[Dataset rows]
-- begin --

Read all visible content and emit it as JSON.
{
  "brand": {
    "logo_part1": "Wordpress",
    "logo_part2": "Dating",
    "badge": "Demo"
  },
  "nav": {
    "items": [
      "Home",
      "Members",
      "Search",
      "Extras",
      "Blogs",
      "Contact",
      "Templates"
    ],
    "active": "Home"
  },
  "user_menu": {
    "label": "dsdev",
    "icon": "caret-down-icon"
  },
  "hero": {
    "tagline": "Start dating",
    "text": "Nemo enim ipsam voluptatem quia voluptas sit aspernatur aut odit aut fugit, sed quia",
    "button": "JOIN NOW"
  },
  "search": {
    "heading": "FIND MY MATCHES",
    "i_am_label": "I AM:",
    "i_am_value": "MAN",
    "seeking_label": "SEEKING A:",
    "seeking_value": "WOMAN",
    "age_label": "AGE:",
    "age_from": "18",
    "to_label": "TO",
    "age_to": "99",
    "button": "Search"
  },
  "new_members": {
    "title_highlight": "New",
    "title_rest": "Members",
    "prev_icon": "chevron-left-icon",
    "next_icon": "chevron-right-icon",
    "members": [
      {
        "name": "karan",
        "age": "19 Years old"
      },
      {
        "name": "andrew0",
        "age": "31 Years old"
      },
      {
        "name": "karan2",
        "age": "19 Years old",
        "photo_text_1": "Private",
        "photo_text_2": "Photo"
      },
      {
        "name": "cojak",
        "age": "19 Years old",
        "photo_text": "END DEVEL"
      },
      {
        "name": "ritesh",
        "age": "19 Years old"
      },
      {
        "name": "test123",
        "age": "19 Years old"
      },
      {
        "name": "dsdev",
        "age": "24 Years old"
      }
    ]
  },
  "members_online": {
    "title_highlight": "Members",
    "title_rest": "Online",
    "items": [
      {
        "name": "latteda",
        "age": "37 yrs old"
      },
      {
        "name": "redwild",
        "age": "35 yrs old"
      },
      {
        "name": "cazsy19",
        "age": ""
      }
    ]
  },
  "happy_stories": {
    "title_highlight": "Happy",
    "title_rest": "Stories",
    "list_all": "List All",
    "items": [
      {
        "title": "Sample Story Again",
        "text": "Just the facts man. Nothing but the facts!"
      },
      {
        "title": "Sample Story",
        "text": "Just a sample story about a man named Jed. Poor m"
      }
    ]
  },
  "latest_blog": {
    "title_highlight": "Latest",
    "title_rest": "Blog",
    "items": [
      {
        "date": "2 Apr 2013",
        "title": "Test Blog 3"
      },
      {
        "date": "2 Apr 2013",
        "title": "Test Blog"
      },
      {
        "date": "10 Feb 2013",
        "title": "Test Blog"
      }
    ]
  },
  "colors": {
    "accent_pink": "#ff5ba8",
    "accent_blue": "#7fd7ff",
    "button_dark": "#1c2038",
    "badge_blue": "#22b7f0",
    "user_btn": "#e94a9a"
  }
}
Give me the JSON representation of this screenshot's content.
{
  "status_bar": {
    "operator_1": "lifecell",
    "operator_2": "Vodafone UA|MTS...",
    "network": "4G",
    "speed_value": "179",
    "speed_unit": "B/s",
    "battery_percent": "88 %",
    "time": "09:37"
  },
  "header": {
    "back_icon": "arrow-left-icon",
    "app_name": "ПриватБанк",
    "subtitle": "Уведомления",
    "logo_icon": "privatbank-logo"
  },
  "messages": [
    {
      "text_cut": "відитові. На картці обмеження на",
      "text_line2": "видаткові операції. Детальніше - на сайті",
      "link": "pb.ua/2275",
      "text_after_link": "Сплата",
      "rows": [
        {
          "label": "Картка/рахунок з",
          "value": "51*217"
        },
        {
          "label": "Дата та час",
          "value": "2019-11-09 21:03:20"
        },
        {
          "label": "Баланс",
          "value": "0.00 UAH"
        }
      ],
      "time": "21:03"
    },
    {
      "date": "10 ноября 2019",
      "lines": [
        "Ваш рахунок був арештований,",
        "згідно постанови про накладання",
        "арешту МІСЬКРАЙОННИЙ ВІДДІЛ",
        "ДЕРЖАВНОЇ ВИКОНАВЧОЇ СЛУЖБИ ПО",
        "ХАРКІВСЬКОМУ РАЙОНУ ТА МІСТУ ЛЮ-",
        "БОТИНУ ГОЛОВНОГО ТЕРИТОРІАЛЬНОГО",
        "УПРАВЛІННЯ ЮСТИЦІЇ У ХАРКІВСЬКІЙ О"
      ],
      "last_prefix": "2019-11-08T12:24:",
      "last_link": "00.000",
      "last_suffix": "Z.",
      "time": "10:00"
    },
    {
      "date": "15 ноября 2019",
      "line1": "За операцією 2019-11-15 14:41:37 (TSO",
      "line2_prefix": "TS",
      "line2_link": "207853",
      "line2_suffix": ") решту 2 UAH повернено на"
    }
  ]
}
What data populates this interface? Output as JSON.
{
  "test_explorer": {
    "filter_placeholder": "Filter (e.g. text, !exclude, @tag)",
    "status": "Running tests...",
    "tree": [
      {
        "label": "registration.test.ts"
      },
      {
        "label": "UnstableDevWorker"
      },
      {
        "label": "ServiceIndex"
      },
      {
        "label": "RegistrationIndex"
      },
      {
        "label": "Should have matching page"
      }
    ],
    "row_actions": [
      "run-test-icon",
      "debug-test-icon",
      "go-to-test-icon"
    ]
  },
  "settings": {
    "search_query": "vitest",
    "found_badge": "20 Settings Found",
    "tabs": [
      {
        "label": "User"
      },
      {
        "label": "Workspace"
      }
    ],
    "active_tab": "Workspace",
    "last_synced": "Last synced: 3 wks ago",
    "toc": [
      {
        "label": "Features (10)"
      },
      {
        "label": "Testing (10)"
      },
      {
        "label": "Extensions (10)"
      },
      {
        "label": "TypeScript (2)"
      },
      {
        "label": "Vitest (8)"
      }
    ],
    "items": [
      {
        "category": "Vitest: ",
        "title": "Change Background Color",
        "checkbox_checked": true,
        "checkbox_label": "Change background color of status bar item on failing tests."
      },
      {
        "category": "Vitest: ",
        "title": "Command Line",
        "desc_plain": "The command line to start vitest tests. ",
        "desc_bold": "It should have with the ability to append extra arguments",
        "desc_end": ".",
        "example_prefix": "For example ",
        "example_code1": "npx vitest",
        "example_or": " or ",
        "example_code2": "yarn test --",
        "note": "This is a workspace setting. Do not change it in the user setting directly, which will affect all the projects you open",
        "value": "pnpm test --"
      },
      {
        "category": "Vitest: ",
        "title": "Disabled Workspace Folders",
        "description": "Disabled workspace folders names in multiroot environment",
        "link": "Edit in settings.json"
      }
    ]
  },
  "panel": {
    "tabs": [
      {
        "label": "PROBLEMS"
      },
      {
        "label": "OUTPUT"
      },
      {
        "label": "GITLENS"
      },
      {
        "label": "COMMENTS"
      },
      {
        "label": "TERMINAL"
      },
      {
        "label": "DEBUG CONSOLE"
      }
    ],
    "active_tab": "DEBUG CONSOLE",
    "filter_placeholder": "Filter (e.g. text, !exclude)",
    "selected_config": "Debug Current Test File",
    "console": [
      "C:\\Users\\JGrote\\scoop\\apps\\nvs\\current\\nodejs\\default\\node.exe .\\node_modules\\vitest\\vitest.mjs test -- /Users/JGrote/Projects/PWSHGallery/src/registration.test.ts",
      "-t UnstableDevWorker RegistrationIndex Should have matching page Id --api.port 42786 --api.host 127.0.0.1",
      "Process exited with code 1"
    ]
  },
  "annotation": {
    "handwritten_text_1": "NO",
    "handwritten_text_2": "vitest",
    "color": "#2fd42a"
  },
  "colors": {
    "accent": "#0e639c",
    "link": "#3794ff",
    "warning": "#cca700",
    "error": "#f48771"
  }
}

-- end --

- _WHAT TO WORK ON_
Gather each line from the listing above that holds "Disabled".

- _TASK RESPONSE_
        "title": "Disabled Workspace Folders",
        "description": "Disabled workspace folders names in multiroot environment",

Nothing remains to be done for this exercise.